DATA EXCERPTS:
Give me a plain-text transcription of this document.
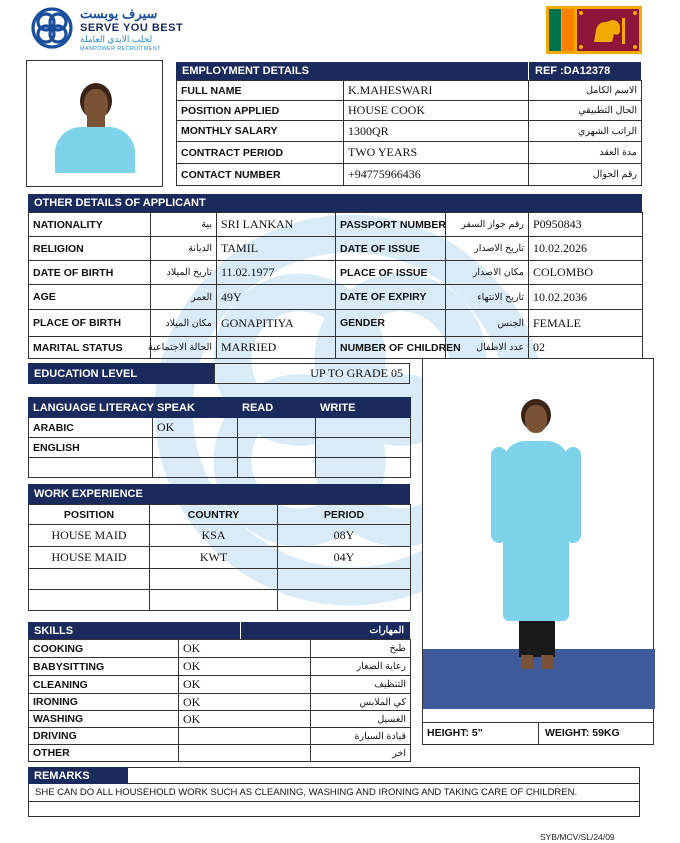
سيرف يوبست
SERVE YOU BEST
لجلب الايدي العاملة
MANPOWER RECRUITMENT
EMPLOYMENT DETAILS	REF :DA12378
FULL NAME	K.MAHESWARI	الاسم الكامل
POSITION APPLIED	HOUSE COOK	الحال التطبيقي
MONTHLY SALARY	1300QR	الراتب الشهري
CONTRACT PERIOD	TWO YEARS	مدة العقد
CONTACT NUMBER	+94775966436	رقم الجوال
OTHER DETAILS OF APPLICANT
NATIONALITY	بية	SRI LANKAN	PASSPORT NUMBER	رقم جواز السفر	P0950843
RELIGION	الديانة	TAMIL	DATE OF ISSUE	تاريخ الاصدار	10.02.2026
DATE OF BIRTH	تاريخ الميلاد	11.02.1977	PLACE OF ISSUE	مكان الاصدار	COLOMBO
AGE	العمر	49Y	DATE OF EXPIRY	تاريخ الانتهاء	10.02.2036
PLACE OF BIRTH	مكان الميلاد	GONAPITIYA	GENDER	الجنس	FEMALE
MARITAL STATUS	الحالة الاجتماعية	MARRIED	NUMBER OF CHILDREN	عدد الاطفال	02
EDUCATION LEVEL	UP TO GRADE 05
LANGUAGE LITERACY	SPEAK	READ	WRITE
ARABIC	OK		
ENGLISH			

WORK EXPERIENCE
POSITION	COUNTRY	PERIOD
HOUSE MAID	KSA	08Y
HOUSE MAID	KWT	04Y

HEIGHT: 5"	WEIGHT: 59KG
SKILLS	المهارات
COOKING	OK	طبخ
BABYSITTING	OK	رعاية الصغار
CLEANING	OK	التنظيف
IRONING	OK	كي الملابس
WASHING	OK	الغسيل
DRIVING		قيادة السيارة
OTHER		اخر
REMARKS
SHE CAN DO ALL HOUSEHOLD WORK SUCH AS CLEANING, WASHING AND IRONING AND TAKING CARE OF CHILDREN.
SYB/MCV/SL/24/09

EXERCISE DETAILS: Copy out the records above in full, exactly as written, but not the pictures.

EXPECTED ANSWER:
Give me a plain-text transcription of this document.
سيرف يوبست
SERVE YOU BEST
لجلب الايدي العاملة
MANPOWER RECRUITMENT
EMPLOYMENT DETAILS	REF :DA12378
FULL NAME	K.MAHESWARI	الاسم الكامل
POSITION APPLIED	HOUSE COOK	الحال التطبيقي
MONTHLY SALARY	1300QR	الراتب الشهري
CONTRACT PERIOD	TWO YEARS	مدة العقد
CONTACT NUMBER	+94775966436	رقم الجوال
OTHER DETAILS OF APPLICANT
NATIONALITY	بية	SRI LANKAN	PASSPORT NUMBER	رقم جواز السفر	P0950843
RELIGION	الديانة	TAMIL	DATE OF ISSUE	تاريخ الاصدار	10.02.2026
DATE OF BIRTH	تاريخ الميلاد	11.02.1977	PLACE OF ISSUE	مكان الاصدار	COLOMBO
AGE	العمر	49Y	DATE OF EXPIRY	تاريخ الانتهاء	10.02.2036
PLACE OF BIRTH	مكان الميلاد	GONAPITIYA	GENDER	الجنس	FEMALE
MARITAL STATUS	الحالة الاجتماعية	MARRIED	NUMBER OF CHILDREN	عدد الاطفال	02
EDUCATION LEVEL	UP TO GRADE 05
LANGUAGE LITERACY	SPEAK	READ	WRITE
ARABIC	OK		
ENGLISH			

WORK EXPERIENCE
POSITION	COUNTRY	PERIOD
HOUSE MAID	KSA	08Y
HOUSE MAID	KWT	04Y

HEIGHT: 5"	WEIGHT: 59KG
SKILLS	المهارات
COOKING	OK	طبخ
BABYSITTING	OK	رعاية الصغار
CLEANING	OK	التنظيف
IRONING	OK	كي الملابس
WASHING	OK	الغسيل
DRIVING		قيادة السيارة
OTHER		اخر
REMARKS
SHE CAN DO ALL HOUSEHOLD WORK SUCH AS CLEANING, WASHING AND IRONING AND TAKING CARE OF CHILDREN.
SYB/MCV/SL/24/09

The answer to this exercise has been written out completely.